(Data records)

----

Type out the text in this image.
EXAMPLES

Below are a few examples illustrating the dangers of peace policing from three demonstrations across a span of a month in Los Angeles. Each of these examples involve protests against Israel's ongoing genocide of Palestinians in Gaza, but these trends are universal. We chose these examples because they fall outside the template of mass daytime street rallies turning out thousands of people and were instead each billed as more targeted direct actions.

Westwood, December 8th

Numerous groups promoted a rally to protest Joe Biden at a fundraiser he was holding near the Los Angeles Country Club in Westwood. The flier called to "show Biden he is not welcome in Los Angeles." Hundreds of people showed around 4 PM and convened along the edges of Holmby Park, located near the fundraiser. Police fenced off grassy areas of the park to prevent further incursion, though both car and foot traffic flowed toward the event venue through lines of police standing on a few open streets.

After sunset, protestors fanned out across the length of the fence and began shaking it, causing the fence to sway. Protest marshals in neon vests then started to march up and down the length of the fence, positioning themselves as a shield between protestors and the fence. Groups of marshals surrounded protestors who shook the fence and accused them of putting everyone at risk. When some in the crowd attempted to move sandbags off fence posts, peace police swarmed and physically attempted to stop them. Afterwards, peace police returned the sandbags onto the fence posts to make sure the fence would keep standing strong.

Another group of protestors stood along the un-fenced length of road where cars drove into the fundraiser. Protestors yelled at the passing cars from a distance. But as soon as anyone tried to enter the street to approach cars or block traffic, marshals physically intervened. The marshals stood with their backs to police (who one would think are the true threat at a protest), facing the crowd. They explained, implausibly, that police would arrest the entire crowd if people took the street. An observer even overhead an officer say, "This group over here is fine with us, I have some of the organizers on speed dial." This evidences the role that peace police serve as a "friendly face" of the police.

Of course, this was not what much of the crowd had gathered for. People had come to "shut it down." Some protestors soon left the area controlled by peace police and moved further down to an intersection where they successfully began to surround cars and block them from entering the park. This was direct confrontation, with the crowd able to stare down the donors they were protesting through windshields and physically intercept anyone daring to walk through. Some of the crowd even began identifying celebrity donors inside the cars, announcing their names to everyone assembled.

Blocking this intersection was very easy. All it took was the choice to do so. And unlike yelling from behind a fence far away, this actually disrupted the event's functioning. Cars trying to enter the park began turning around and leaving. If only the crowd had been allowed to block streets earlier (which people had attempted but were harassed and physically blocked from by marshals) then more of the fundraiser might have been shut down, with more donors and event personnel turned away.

----

- **What you should do**
The word "everyone" may turn up on some lines of these records; say how many, with no other words.

- **The reply**
2